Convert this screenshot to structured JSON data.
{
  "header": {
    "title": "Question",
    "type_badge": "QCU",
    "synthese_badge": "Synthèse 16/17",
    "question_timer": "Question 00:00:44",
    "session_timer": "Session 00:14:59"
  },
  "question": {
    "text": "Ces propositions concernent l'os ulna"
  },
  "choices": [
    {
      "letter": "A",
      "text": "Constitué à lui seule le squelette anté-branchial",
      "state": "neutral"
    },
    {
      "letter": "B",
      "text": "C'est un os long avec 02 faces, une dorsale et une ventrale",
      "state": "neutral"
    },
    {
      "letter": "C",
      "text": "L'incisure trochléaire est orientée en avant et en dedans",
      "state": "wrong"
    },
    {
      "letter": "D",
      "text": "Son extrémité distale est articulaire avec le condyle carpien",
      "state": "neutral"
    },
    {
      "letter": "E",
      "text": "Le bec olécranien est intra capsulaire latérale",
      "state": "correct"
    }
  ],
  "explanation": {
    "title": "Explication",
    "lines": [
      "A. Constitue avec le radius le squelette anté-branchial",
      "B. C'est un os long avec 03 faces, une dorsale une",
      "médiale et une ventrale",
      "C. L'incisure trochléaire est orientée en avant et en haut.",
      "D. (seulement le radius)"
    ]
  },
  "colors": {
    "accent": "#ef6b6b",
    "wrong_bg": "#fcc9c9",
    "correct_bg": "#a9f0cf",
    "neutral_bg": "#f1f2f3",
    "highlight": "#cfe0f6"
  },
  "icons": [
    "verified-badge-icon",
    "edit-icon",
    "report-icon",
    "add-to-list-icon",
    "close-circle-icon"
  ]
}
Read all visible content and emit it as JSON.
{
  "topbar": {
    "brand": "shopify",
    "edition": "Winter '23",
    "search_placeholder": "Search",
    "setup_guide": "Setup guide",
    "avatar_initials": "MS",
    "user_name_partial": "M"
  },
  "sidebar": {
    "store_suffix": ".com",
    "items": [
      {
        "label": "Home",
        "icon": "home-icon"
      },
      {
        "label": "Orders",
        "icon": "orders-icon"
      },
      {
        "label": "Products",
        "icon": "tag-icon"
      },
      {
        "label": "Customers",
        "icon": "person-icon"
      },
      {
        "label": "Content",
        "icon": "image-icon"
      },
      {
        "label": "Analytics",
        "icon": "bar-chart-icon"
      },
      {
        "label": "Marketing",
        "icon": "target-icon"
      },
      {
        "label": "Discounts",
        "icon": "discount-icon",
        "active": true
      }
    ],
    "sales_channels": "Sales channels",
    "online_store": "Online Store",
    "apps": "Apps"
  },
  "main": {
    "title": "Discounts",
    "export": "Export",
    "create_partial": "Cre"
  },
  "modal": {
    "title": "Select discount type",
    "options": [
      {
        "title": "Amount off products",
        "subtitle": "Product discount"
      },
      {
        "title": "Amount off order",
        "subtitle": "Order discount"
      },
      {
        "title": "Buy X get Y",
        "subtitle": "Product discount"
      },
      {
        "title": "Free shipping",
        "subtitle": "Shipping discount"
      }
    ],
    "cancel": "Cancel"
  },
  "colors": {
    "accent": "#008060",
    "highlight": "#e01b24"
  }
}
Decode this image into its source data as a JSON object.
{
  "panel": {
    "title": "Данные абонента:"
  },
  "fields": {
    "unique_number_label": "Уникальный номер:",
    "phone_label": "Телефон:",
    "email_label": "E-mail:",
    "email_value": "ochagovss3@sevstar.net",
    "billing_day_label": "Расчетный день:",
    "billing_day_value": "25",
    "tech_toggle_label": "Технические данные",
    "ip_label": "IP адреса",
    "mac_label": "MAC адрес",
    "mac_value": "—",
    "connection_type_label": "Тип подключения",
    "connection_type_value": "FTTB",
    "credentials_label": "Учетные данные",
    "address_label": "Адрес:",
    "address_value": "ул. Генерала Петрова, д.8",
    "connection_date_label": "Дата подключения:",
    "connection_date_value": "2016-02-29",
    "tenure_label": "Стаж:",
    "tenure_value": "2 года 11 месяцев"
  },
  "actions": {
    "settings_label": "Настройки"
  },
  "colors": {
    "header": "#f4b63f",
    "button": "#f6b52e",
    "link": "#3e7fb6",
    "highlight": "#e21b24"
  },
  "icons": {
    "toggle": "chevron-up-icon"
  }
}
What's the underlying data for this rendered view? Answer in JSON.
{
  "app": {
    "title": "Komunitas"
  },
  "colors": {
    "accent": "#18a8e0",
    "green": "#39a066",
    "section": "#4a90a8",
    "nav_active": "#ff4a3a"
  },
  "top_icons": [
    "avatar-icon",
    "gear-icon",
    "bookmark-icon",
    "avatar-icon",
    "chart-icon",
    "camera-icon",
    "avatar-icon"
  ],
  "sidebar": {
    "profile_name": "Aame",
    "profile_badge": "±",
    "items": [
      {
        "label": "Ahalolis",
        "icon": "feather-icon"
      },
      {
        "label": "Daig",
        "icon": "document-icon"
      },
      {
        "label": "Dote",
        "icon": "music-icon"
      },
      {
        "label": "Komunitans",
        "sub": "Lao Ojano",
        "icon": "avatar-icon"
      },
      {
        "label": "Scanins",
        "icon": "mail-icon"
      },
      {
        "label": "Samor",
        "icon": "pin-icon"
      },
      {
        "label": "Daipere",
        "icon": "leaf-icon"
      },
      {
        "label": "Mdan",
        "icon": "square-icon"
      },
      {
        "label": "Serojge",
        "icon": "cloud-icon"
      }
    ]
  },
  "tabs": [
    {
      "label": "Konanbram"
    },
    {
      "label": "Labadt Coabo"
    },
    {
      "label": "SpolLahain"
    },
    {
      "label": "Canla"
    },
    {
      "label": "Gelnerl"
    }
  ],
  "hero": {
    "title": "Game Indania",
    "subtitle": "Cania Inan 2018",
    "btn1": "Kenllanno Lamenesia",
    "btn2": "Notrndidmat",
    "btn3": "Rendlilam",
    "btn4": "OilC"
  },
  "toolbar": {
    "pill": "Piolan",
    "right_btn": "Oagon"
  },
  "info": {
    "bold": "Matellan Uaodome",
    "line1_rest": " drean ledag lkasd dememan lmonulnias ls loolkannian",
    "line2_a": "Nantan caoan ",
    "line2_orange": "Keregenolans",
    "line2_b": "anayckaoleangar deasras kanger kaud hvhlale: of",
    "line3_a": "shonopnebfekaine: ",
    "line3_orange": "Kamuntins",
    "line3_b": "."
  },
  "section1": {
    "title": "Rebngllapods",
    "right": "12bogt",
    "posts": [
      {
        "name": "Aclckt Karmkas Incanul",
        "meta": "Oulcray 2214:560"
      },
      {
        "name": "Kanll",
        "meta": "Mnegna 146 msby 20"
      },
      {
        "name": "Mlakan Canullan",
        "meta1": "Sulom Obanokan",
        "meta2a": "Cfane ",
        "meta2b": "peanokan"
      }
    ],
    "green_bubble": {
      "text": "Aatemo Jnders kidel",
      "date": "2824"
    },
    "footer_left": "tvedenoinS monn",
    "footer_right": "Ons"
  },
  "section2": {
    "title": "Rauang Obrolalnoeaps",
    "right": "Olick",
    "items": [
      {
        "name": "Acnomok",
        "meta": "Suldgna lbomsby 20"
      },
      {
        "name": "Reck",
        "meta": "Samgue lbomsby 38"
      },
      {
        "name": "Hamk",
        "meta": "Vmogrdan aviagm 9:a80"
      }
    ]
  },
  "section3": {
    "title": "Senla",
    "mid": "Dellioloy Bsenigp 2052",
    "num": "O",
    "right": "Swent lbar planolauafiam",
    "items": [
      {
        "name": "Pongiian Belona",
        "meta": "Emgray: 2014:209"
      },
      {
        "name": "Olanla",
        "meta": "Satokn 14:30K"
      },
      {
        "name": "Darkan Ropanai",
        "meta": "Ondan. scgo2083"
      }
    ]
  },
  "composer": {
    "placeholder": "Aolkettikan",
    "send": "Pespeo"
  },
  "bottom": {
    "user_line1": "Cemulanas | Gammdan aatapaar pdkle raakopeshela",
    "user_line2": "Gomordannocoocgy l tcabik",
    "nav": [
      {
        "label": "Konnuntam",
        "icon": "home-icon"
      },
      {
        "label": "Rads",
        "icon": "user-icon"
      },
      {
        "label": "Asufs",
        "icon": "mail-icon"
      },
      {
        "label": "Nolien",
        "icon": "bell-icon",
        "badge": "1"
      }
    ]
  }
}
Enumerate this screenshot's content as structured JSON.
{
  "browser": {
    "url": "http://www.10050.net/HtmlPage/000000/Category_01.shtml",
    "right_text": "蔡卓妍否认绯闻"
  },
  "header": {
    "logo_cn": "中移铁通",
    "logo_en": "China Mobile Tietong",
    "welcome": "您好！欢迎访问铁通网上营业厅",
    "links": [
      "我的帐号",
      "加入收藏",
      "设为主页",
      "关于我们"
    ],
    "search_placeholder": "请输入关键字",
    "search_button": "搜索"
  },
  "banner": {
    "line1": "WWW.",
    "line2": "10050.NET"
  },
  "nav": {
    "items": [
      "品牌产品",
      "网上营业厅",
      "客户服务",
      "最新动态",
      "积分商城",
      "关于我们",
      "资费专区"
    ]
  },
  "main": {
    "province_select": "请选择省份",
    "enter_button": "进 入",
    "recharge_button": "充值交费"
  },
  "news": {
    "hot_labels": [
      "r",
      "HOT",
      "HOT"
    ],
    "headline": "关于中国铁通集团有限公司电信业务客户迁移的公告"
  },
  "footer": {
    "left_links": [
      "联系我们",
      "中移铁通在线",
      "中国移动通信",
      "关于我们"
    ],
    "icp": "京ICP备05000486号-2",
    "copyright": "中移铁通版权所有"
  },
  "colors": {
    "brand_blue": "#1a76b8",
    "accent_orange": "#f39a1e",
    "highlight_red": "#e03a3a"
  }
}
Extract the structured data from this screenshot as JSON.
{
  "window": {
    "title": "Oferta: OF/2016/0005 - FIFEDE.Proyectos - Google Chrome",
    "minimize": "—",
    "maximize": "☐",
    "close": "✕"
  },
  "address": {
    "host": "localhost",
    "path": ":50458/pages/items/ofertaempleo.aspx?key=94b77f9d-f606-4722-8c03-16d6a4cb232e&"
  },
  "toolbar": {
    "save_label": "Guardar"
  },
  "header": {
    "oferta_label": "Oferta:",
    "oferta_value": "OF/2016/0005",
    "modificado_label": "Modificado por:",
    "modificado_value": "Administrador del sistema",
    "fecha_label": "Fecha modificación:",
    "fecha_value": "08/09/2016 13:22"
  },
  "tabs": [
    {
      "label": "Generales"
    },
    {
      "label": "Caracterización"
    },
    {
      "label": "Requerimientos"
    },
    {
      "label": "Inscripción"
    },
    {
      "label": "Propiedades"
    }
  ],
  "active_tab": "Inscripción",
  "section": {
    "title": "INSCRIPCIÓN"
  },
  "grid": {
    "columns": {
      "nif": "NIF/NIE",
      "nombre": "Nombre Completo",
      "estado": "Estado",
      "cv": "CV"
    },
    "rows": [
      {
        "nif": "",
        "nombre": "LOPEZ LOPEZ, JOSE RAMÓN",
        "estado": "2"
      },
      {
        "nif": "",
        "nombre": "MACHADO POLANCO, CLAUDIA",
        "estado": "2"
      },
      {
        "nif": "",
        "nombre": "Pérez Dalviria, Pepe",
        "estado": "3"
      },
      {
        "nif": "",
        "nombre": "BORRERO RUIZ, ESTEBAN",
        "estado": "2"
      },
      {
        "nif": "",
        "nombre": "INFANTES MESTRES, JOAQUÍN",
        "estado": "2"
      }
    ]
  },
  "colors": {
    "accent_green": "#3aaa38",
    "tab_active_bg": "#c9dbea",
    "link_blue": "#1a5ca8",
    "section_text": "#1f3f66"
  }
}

------------------------------------------------

• [Task to complete] Search the data for "trochléaire" and list every line in which it occurs.

• [Exercise result]
      "text": "L'incisure trochléaire est orientée en avant et en dedans",
      "C. L'incisure trochléaire est orientée en avant et en haut.",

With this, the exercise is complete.